## BEGIN

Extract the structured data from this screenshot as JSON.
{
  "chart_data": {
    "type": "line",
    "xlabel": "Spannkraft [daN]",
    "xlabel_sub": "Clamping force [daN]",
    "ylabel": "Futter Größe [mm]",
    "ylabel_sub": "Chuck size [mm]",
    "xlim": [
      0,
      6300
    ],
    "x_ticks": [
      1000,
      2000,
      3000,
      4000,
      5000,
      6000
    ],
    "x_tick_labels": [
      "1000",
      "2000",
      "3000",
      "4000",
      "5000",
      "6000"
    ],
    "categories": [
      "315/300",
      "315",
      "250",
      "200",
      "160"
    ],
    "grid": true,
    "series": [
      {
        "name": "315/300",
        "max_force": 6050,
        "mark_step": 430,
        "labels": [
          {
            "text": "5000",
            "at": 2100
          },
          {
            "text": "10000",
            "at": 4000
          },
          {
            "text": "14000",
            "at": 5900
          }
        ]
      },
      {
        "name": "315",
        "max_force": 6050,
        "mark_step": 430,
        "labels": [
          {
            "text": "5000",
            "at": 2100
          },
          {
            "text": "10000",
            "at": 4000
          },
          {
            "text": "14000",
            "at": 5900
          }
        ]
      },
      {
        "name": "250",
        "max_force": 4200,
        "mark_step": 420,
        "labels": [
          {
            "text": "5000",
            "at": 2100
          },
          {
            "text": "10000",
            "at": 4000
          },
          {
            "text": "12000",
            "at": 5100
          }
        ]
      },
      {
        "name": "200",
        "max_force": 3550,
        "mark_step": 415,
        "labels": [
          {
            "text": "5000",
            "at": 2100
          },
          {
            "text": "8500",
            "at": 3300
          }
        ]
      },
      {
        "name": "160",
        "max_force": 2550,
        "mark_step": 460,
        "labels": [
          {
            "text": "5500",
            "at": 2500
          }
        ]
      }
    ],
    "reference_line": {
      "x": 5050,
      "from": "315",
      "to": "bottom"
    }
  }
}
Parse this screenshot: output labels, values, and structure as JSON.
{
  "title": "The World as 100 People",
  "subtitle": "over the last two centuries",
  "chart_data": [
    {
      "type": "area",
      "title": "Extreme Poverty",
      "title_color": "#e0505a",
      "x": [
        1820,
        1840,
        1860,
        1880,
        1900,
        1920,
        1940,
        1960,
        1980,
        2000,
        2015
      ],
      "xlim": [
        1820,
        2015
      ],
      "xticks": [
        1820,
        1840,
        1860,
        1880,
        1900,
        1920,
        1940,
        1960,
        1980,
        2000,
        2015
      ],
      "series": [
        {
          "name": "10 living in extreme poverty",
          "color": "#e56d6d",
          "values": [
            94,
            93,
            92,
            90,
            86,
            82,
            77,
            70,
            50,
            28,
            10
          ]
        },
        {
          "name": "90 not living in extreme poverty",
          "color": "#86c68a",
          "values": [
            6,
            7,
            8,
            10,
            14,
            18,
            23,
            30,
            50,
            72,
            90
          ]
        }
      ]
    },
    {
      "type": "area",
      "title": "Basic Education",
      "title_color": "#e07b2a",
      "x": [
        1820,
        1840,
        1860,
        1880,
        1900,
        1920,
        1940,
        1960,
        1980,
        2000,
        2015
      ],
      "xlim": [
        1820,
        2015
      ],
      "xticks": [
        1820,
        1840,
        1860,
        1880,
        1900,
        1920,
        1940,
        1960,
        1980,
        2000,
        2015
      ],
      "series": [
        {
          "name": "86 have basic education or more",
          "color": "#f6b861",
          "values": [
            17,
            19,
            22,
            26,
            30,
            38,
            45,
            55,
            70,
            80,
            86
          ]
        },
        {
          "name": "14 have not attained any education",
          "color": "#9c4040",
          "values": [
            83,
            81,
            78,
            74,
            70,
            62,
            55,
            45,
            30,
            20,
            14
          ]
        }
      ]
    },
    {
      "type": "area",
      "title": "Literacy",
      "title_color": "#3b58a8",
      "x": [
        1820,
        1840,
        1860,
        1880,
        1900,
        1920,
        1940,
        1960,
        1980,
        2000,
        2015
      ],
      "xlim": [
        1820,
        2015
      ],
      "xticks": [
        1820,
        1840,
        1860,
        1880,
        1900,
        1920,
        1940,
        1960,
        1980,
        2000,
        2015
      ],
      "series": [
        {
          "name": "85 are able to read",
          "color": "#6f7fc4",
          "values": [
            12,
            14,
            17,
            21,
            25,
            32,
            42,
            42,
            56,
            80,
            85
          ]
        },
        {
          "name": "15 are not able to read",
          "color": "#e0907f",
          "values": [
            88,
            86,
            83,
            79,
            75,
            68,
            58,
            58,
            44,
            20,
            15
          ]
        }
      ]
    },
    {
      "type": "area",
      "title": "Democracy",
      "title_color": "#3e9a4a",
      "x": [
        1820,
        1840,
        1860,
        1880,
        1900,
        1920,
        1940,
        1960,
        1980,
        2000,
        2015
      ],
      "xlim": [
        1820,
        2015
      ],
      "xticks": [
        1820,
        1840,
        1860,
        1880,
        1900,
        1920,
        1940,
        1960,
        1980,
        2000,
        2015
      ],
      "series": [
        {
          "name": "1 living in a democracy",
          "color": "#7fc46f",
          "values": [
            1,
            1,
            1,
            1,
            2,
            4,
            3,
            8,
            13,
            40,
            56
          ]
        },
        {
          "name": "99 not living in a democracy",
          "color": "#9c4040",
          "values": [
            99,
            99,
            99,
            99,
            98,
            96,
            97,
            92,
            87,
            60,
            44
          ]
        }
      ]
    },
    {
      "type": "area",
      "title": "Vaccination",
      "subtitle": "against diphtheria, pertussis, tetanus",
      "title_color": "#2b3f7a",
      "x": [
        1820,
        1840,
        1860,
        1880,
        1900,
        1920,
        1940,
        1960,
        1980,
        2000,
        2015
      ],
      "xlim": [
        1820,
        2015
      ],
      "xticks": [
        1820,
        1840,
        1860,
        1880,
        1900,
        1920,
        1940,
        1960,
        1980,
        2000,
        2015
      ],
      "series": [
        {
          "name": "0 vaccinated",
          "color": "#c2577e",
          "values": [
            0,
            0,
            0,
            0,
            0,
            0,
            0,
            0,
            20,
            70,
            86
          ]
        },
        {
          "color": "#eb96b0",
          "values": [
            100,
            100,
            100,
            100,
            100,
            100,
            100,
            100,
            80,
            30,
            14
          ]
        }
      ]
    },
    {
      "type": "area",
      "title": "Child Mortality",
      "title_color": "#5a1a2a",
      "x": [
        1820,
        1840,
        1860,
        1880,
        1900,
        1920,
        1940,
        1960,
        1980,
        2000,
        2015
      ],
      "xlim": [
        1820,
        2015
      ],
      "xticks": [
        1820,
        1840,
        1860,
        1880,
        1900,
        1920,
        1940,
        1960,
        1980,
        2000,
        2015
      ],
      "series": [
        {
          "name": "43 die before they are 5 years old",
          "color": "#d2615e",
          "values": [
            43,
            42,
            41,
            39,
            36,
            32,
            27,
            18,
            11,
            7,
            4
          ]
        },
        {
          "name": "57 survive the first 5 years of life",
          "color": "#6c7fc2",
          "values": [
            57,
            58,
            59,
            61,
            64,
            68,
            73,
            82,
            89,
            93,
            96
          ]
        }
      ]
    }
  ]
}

## END

Task details.
From the listing above, pick out every line containing "subtitle".

Complete answer.
  "subtitle": "over the last two centuries",
      "subtitle": "against diphtheria, pertussis, tetanus",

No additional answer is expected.